* Problem to solve *
Keep only the lines of the data below that contain "하느님의", and copy them.
<<<<
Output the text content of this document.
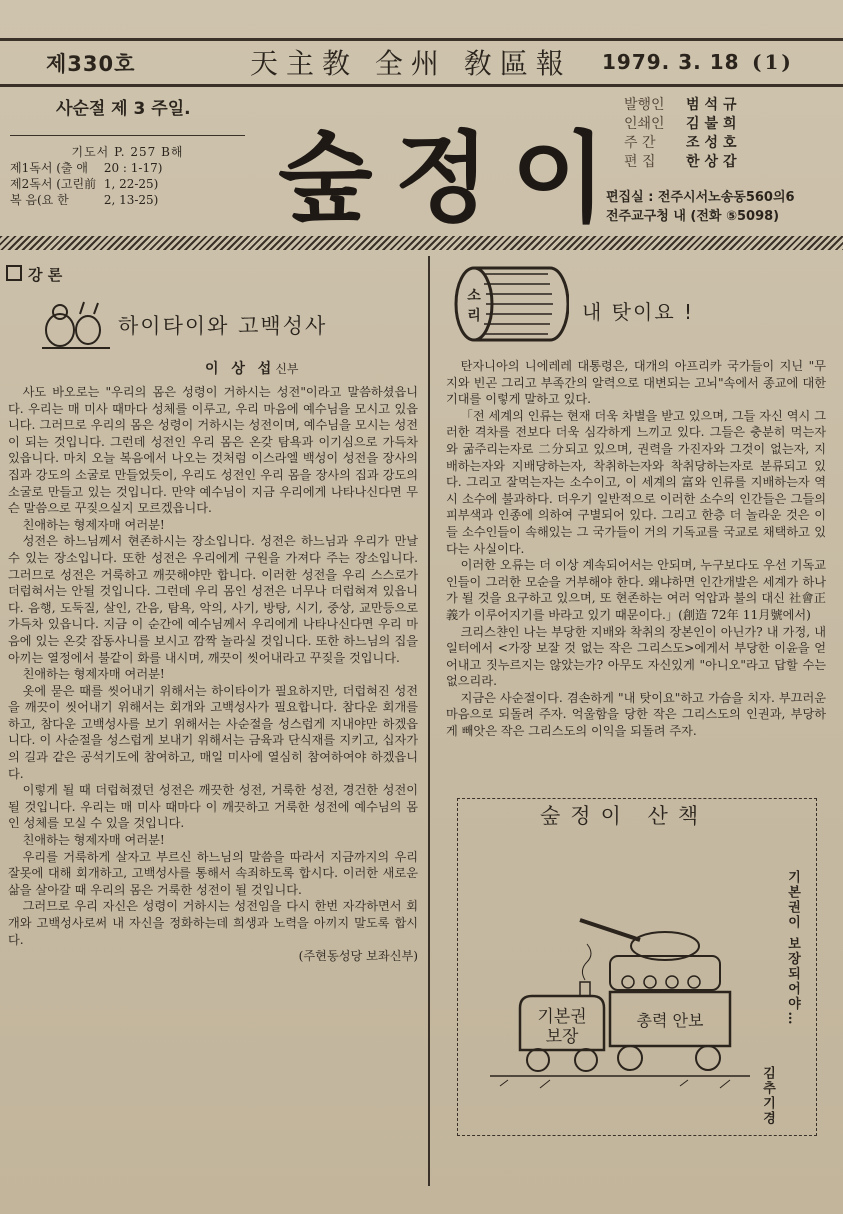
제330호	天主教 全州 敎區報 1979. 3. 18 (1)
사순절 제 3 주일.
기도서 P. 257 B해
제1독서 (출 애 20 : 1-17)
제2독서 (고린前 1, 22-25)
복 음(요 한	2, 13-25)	숲정이
발행인 범석규
인쇄인 김불희
주 간 조성호
편 집 한상갑
편집실 : 전주시서노송동560의6
전주교구청 내 (전화 ⑤5098)
강 론
하이타이와 고백성사
이 상 섭신부

사도 바오로는 "우리의 몸은 성령이 거하시는 성전"이라고 말씀하셨읍니다. 우리는 매 미사 때마다 성체를 이루고, 우리 마음에 예수님을 모시고 있읍니다. 그러므로 우리의 몸은 성령이 거하시는 성전이며, 예수님을 모시는 성전이 되는 것입니다. 그런데 성전인 우리 몸은 온갖 탐욕과 이기심으로 가득차 있읍니다. 마치 오늘 복음에서 나오는 것처럼 이스라엘 백성이 성전을 장사의 집과 강도의 소굴로 만들었듯이, 우리도 성전인 우리 몸을 장사의 집과 강도의 소굴로 만들고 있는 것입니다. 만약 예수님이 지금 우리에게 나타나신다면 무슨 말씀으로 꾸짖으실지 모르겠읍니다.

친애하는 형제자매 여러분!

성전은 하느님께서 현존하시는 장소입니다. 성전은 하느님과 우리가 만날 수 있는 장소입니다. 또한 성전은 우리에게 구원을 가져다 주는 장소입니다. 그러므로 성전은 거룩하고 깨끗해야만 합니다. 이러한 성전을 우리 스스로가 더럽혀서는 안될 것입니다. 그런데 우리 몸인 성전은 너무나 더럽혀져 있읍니다. 음행, 도둑질, 살인, 간음, 탐욕, 악의, 사기, 방탕, 시기, 중상, 교만등으로 가득차 있읍니다. 지금 이 순간에 예수님께서 우리에게 나타나신다면 우리 마음에 있는 온갖 잡동사니를 보시고 깜짝 놀라실 것입니다. 또한 하느님의 집을 아끼는 열정에서 불같이 화를 내시며, 깨끗이 씻어내라고 꾸짖을 것입니다.

친애하는 형제자매 여러분!

옷에 묻은 때를 씻어내기 위해서는 하이타이가 필요하지만, 더럽혀진 성전을 깨끗이 씻어내기 위해서는 회개와 고백성사가 필요합니다. 참다운 회개를 하고, 참다운 고백성사를 보기 위해서는 사순절을 성스럽게 지내야만 하겠읍니다. 이 사순절을 성스럽게 보내기 위해서는 금육과 단식재를 지키고, 십자가의 길과 같은 공석기도에 참여하고, 매일 미사에 열심히 참여하여야 하겠읍니다.

이렇게 될 때 더럽혀졌던 성전은 깨끗한 성전, 거룩한 성전, 경건한 성전이 될 것입니다. 우리는 매 미사 때마다 이 깨끗하고 거룩한 성전에 예수님의 몸인 성체를 모실 수 있을 것입니다.

친애하는 형제자매 여러분!

우리를 거룩하게 살자고 부르신 하느님의 말씀을 따라서 지금까지의 우리 잘못에 대해 회개하고, 고백성사를 통해서 속죄하도록 합시다. 이러한 새로운 삶을 살아갈 때 우리의 몸은 거룩한 성전이 될 것입니다.

그러므로 우리 자신은 성령이 거하시는 성전임을 다시 한번 자각하면서 회개와 고백성사로써 내 자신을 정화하는데 희생과 노력을 아끼지 말도록 합시다.

(주현동성당 보좌신부)

소
리	내 탓이요 !

탄자니아의 니에레레 대통령은, 대개의 아프리카 국가들이 지닌 "무지와 빈곤 그리고 부족간의 알력으로 대변되는 고뇌"속에서 종교에 대한 기대를 이렇게 말하고 있다.

「전 세계의 인류는 현재 더욱 차별을 받고 있으며, 그들 자신 역시 그러한 격차를 전보다 더욱 심각하게 느끼고 있다. 그들은 충분히 먹는자와 굶주리는자로 二分되고 있으며, 권력을 가진자와 그것이 없는자, 지배하는자와 지배당하는자, 착취하는자와 착취당하는자로 분류되고 있다. 그리고 잘먹는자는 소수이고, 이 세계의 富와 인류를 지배하는자 역시 소수에 불과하다. 더우기 일반적으로 이러한 소수의 인간들은 그들의 피부색과 인종에 의하여 구별되어 있다. 그리고 한층 더 놀라운 것은 이들 소수인들이 속해있는 그 국가들이 거의 기독교를 국교로 채택하고 있다는 사실이다.

이러한 오류는 더 이상 계속되어서는 안되며, 누구보다도 우선 기독교인들이 그러한 모순을 거부해야 한다. 왜냐하면 인간개발은 세계가 하나가 될 것을 요구하고 있으며, 또 현존하는 여러 억압과 불의 대신 社會正義가 이루어지기를 바라고 있기 때문이다.」(創造 72年 11月號에서)

크리스챤인 나는 부당한 지배와 착취의 장본인이 아닌가? 내 가정, 내 일터에서 <가장 보잘 것 없는 작은 그리스도>에게서 부당한 이윤을 얻어내고 짓누르지는 않았는가? 아무도 자신있게 "아니오"라고 답할 수는 없으리라.

지금은 사순절이다. 겸손하게 "내 탓이요"하고 가슴을 치자. 부끄러운 마음으로 되돌려 주자. 억울함을 당한 작은 그리스도의 인권과, 부당하게 빼앗은 작은 그리스도의 이익을 되돌려 주자.

숲정이 산책
기본권
보장
총력 안보	기본권이 보장되어야…
김추기경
>>>>
* Solution to the exercise *
성전은 하느님께서 현존하시는 장소입니다. 성전은 하느님과 우리가 만날 수 있는 장소입니다. 또한 성전은 우리에게 구원을 가져다 주는 장소입니다. 그러므로 성전은 거룩하고 깨끗해야만 합니다. 이러한 성전을 우리 스스로가 더럽혀서는 안될 것입니다. 그런데 우리 몸인 성전은 너무나 더럽혀져 있읍니다. 음행, 도둑질, 살인, 간음, 탐욕, 악의, 사기, 방탕, 시기, 중상, 교만등으로 가득차 있읍니다. 지금 이 순간에 예수님께서 우리에게 나타나신다면 우리 마음에 있는 온갖 잡동사니를 보시고 깜짝 놀라실 것입니다. 또한 하느님의 집을 아끼는 열정에서 불같이 화를 내시며, 깨끗이 씻어내라고 꾸짖을 것입니다.
우리를 거룩하게 살자고 부르신 하느님의 말씀을 따라서 지금까지의 우리 잘못에 대해 회개하고, 고백성사를 통해서 속죄하도록 합시다. 이러한 새로운 삶을 살아갈 때 우리의 몸은 거룩한 성전이 될 것입니다.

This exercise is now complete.